■ Your instructions ■
Check every line of the entries that follow, and copy the ones containing "JSON".

■ Given entries ■

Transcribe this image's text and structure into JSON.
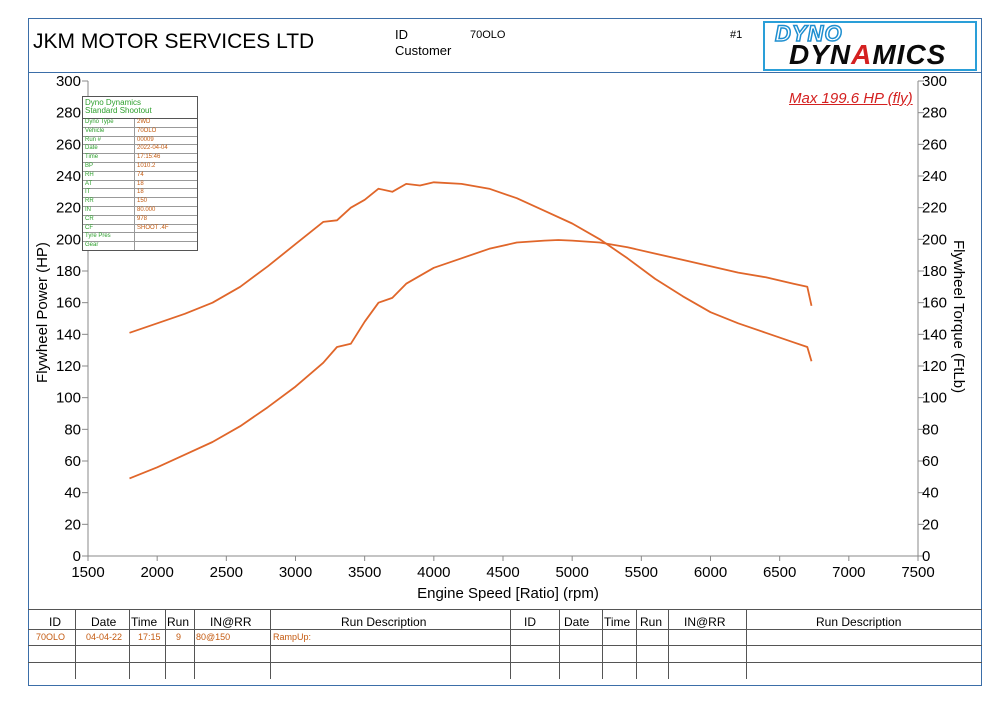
{
  "header": {
    "company": "JKM MOTOR SERVICES LTD",
    "id_label": "ID",
    "id_value": "70OLO",
    "customer_label": "Customer",
    "run_no": "#1",
    "logo_top": "DYNO",
    "logo_bottom_a": "DYN",
    "logo_bottom_b": "A",
    "logo_bottom_c": "MICS"
  },
  "info_table": {
    "title_line1": "Dyno Dynamics",
    "title_line2": "Standard Shootout",
    "rows": [
      {
        "k": "Dyno Type",
        "v": "2WD"
      },
      {
        "k": "Vehicle",
        "v": "70OLO"
      },
      {
        "k": "Run #",
        "v": "00009"
      },
      {
        "k": "Date",
        "v": "2022-04-04"
      },
      {
        "k": "Time",
        "v": "17:15:46"
      },
      {
        "k": "BP",
        "v": "1010.2"
      },
      {
        "k": "RH",
        "v": "74"
      },
      {
        "k": "AT",
        "v": "18"
      },
      {
        "k": "IT",
        "v": "18"
      },
      {
        "k": "RR",
        "v": "150"
      },
      {
        "k": "IN",
        "v": "80.000"
      },
      {
        "k": "CR",
        "v": "978"
      },
      {
        "k": "CF",
        "v": "SHOOT .4F"
      },
      {
        "k": "Tyre Pres",
        "v": ""
      },
      {
        "k": "Gear",
        "v": ""
      }
    ]
  },
  "max_label": "Max 199.6 HP (fly)",
  "colors": {
    "curve": "#e0662a",
    "frame": "#3b6ea8",
    "label_green": "#2da02d",
    "label_orange": "#c45a10",
    "max_red": "#d42020"
  },
  "chart_data": {
    "type": "line",
    "xlabel": "Engine Speed [Ratio] (rpm)",
    "ylabel": "Flywheel Power (HP)",
    "ylabel_right": "Flywheel Torque (FtLb)",
    "xlim": [
      1500,
      7500
    ],
    "ylim": [
      0,
      300
    ],
    "x_ticks": [
      1500,
      2000,
      2500,
      3000,
      3500,
      4000,
      4500,
      5000,
      5500,
      6000,
      6500,
      7000,
      7500
    ],
    "y_ticks": [
      0,
      20,
      40,
      60,
      80,
      100,
      120,
      140,
      160,
      180,
      200,
      220,
      240,
      260,
      280,
      300
    ],
    "grid": false,
    "series": [
      {
        "name": "",
        "axis": "left",
        "x": [
          1800,
          2000,
          2200,
          2400,
          2600,
          2800,
          3000,
          3200,
          3300,
          3400,
          3500,
          3600,
          3700,
          3800,
          4000,
          4200,
          4400,
          4600,
          4800,
          4900,
          5000,
          5200,
          5400,
          5600,
          5800,
          6000,
          6200,
          6400,
          6600,
          6700,
          6730
        ],
        "y": [
          49,
          56,
          64,
          72,
          82,
          94,
          107,
          122,
          132,
          134,
          148,
          160,
          163,
          172,
          182,
          188,
          194,
          198,
          199.2,
          199.6,
          199.2,
          198,
          195,
          191,
          187,
          183,
          179,
          176,
          172,
          170,
          158
        ]
      },
      {
        "name": "",
        "axis": "right",
        "x": [
          1800,
          2000,
          2200,
          2400,
          2600,
          2800,
          3000,
          3200,
          3300,
          3400,
          3500,
          3600,
          3700,
          3800,
          3900,
          4000,
          4200,
          4400,
          4600,
          4800,
          5000,
          5200,
          5400,
          5600,
          5800,
          6000,
          6200,
          6400,
          6600,
          6700,
          6730
        ],
        "y": [
          141,
          147,
          153,
          160,
          170,
          183,
          197,
          211,
          212,
          220,
          225,
          232,
          230,
          235,
          234,
          236,
          235,
          232,
          226,
          218,
          210,
          200,
          188,
          175,
          164,
          154,
          147,
          141,
          135,
          132,
          123
        ]
      }
    ]
  },
  "bottom_table": {
    "headers": [
      "ID",
      "Date",
      "Time",
      "Run",
      "IN@RR",
      "Run Description"
    ],
    "row": {
      "id": "70OLO",
      "date": "04-04-22",
      "time": "17:15",
      "run": "9",
      "inrr": "80@150",
      "desc": "RampUp:"
    }
  }
}
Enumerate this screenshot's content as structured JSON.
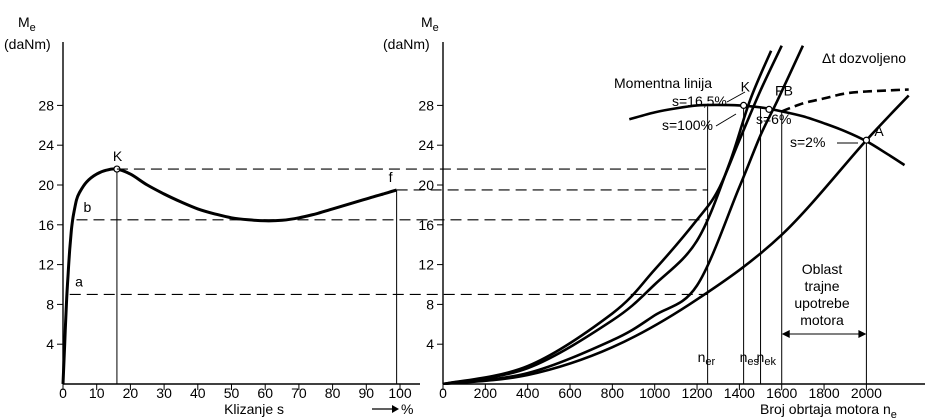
{
  "chart_data": [
    {
      "type": "line",
      "ylabel_sym": "M",
      "ylabel_sub": "e",
      "yunit": "(daNm)",
      "xlabel": "Klizanje  s",
      "xunit": "%",
      "xlim": [
        0,
        100
      ],
      "ylim": [
        0,
        32
      ],
      "xticks": [
        0,
        10,
        20,
        30,
        40,
        50,
        60,
        70,
        80,
        90,
        100
      ],
      "yticks": [
        4,
        8,
        12,
        16,
        20,
        24,
        28
      ],
      "series": [
        {
          "x": [
            0,
            0.5,
            1,
            1.5,
            2,
            2.5,
            3,
            4,
            5,
            7,
            10,
            13,
            16,
            20,
            25,
            30,
            35,
            40,
            45,
            50,
            55,
            60,
            65,
            70,
            75,
            80,
            85,
            90,
            95,
            99
          ],
          "y": [
            0,
            4,
            8,
            11,
            13.5,
            15.5,
            16.8,
            18.5,
            19.3,
            20.3,
            21.1,
            21.5,
            21.6,
            21.1,
            20,
            19.1,
            18.3,
            17.6,
            17.1,
            16.7,
            16.5,
            16.4,
            16.45,
            16.7,
            17.1,
            17.6,
            18.1,
            18.6,
            19.1,
            19.5
          ]
        }
      ],
      "points": [
        {
          "label": "K",
          "x": 16,
          "y": 21.6
        },
        {
          "label": "b",
          "x": 4,
          "y": 16.5
        },
        {
          "label": "a",
          "x": 1.8,
          "y": 9
        },
        {
          "label": "f",
          "x": 99,
          "y": 19.5
        }
      ]
    },
    {
      "type": "line",
      "ylabel_sym": "M",
      "ylabel_sub": "e",
      "yunit": "(daNm)",
      "xlabel": "Broj obrtaja motora  n",
      "xlabel_sub": "e",
      "xlim": [
        0,
        2200
      ],
      "ylim": [
        0,
        32
      ],
      "xticks": [
        0,
        200,
        400,
        600,
        800,
        1000,
        1200,
        1400,
        1600,
        1800,
        2000
      ],
      "yticks": [
        4,
        8,
        12,
        16,
        20,
        24,
        28
      ],
      "moment_line": {
        "label": "Momentna linija",
        "x": [
          880,
          1000,
          1100,
          1200,
          1300,
          1400,
          1500,
          1600,
          1700,
          1800,
          1900,
          2000,
          2100,
          2180
        ],
        "y": [
          26.6,
          27.3,
          27.7,
          28.0,
          28.05,
          28.0,
          27.8,
          27.4,
          26.9,
          26.2,
          25.4,
          24.4,
          23.1,
          22.0
        ]
      },
      "allowed_line": {
        "label": "Δt dozvoljeno",
        "x": [
          1600,
          1700,
          1800,
          1900,
          2000,
          2100,
          2200
        ],
        "y": [
          27.4,
          28.2,
          28.7,
          29.2,
          29.4,
          29.5,
          29.6
        ]
      },
      "series": [
        {
          "name": "s=100%",
          "x": [
            0,
            400,
            800,
            1000,
            1200,
            1350,
            1450,
            1550
          ],
          "y": [
            0,
            1.6,
            6.4,
            10.0,
            14.4,
            22.0,
            28.5,
            33.5
          ]
        },
        {
          "name": "s=16,5%",
          "x": [
            0,
            400,
            800,
            1000,
            1200,
            1300,
            1400,
            1500,
            1600
          ],
          "y": [
            0,
            1.8,
            7.1,
            11.5,
            16.5,
            19.5,
            24.5,
            29.5,
            34.0
          ]
        },
        {
          "name": "s=6%",
          "x": [
            0,
            400,
            800,
            1000,
            1200,
            1400,
            1500,
            1580,
            1700
          ],
          "y": [
            0,
            1.1,
            4.4,
            6.9,
            9.9,
            19.8,
            25.0,
            28.5,
            34.0
          ]
        },
        {
          "name": "s=2%",
          "x": [
            0,
            400,
            800,
            1200,
            1600,
            2000,
            2200
          ],
          "y": [
            0,
            0.9,
            3.7,
            8.5,
            15.0,
            24.5,
            29.0
          ]
        }
      ],
      "points": [
        {
          "label": "K",
          "x": 1420,
          "y": 28.0
        },
        {
          "label": "FB",
          "x": 1540,
          "y": 27.6
        },
        {
          "label": "A",
          "x": 2000,
          "y": 24.5
        }
      ],
      "vertical_lines": [
        {
          "label": "n",
          "sub": "er",
          "x": 1250
        },
        {
          "label": "n",
          "sub": "es",
          "x": 1420
        },
        {
          "label": "n",
          "sub": "ek",
          "x": 1500
        },
        {
          "label": "",
          "sub": "",
          "x": 1600
        },
        {
          "label": "",
          "sub": "",
          "x": 2000
        }
      ],
      "slip_labels": [
        "s=16,5%",
        "s=100%",
        "s=6%",
        "s=2%"
      ],
      "region_text": [
        "Oblast",
        "trajne",
        "upotrebe",
        "motora"
      ]
    }
  ],
  "shared_levels": [
    21.6,
    19.5,
    16.5,
    9.0
  ]
}
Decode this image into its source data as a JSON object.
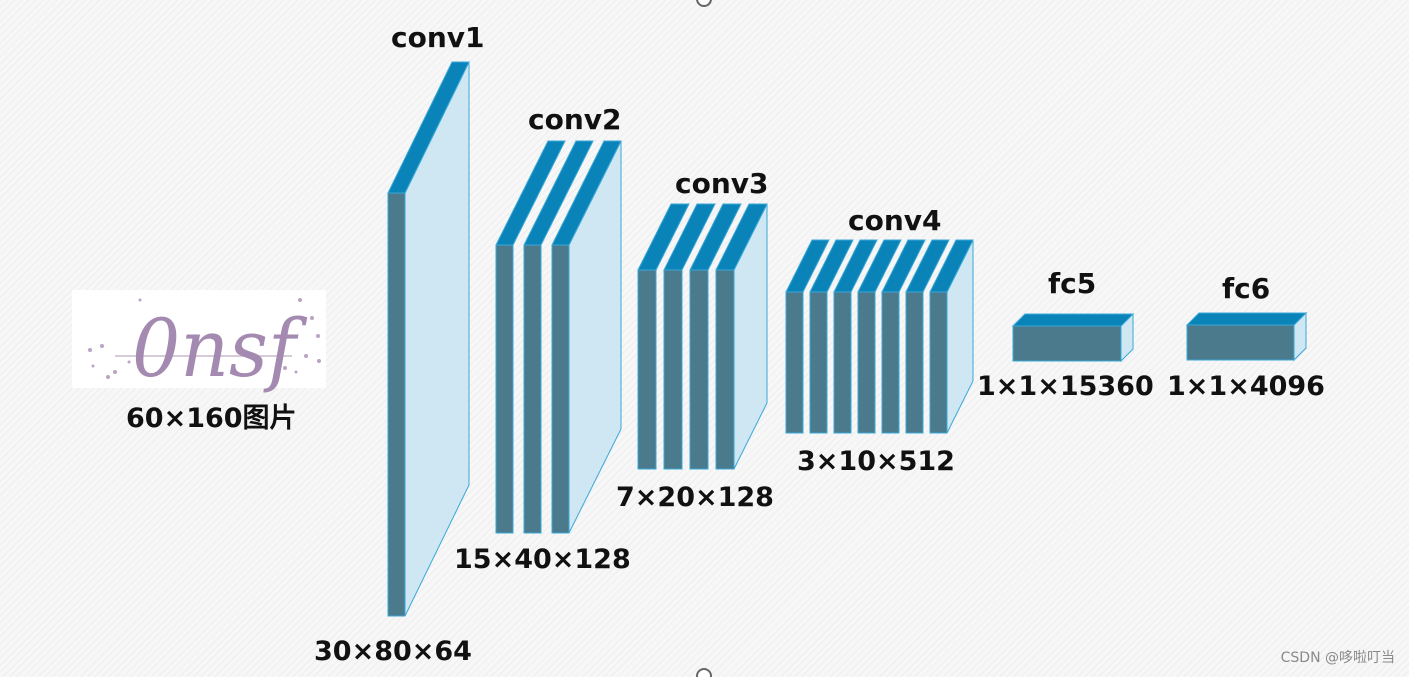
{
  "input": {
    "sample_text": "0nsf",
    "label": "60×160图片"
  },
  "layers": [
    {
      "id": "conv1",
      "name": "conv1",
      "dims": "30×80×64"
    },
    {
      "id": "conv2",
      "name": "conv2",
      "dims": "15×40×128"
    },
    {
      "id": "conv3",
      "name": "conv3",
      "dims": "7×20×128"
    },
    {
      "id": "conv4",
      "name": "conv4",
      "dims": "3×10×512"
    },
    {
      "id": "fc5",
      "name": "fc5",
      "dims": "1×1×15360"
    },
    {
      "id": "fc6",
      "name": "fc6",
      "dims": "1×1×4096"
    }
  ],
  "watermark": "CSDN @哆啦叮当",
  "colors": {
    "top_face": "#0a84b8",
    "front_face": "#4a7a8c",
    "side_face": "#cfe7f2",
    "edge": "#3aa8d8",
    "text_handwriting": "#a48ab0"
  }
}
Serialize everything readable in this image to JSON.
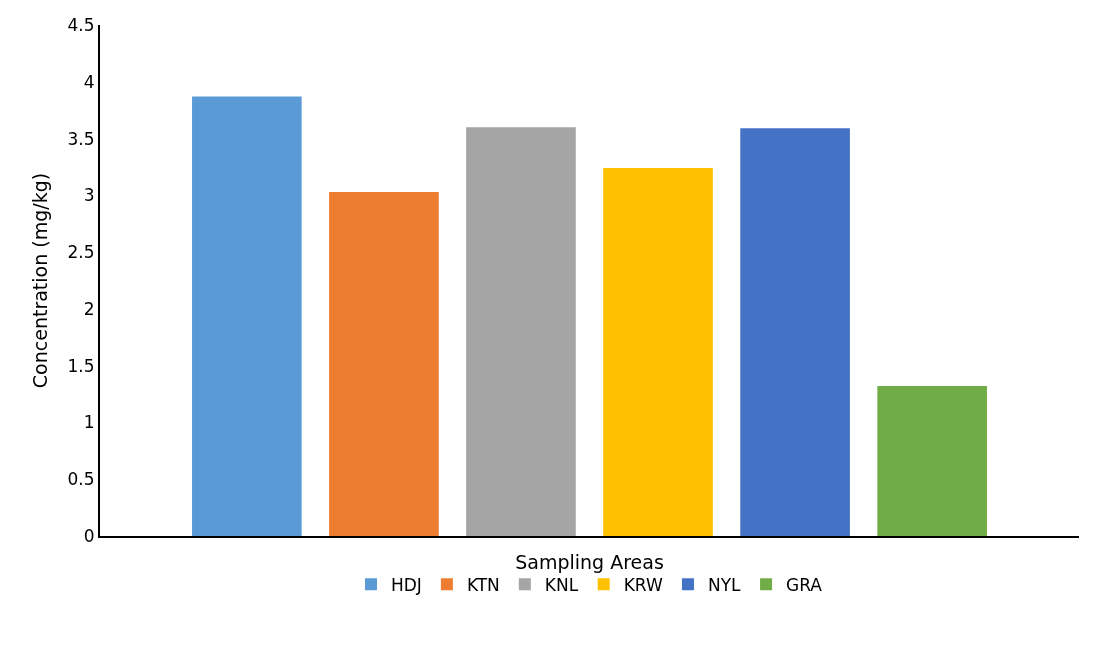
{
  "chart_data": {
    "type": "bar",
    "xlabel": "Sampling Areas",
    "ylabel": "Concentration (mg/kg)",
    "categories": [
      null
    ],
    "series": [
      {
        "name": "HDJ",
        "color": "#5b9bd5",
        "values": [
          3.87
        ]
      },
      {
        "name": "KTN",
        "color": "#ed7d31",
        "values": [
          3.03
        ]
      },
      {
        "name": "KNL",
        "color": "#a5a5a5",
        "values": [
          3.6
        ]
      },
      {
        "name": "KRW",
        "color": "#ffc000",
        "values": [
          3.24
        ]
      },
      {
        "name": "NYL",
        "color": "#4472c4",
        "values": [
          3.59
        ]
      },
      {
        "name": "GRA",
        "color": "#70ad47",
        "values": [
          1.32
        ]
      }
    ],
    "ylim": [
      0,
      4.5
    ],
    "yticks": [
      0,
      0.5,
      1,
      1.5,
      2,
      2.5,
      3,
      3.5,
      4,
      4.5
    ],
    "grid": false,
    "legend": "bottom"
  }
}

■ Reply to the exercise ■
Transcribe this image's text and structure into JSON.
Enumerate this screenshot's content as structured JSON.
Decode this image into its source data as a JSON object.
Serialize everything readable in this image to JSON.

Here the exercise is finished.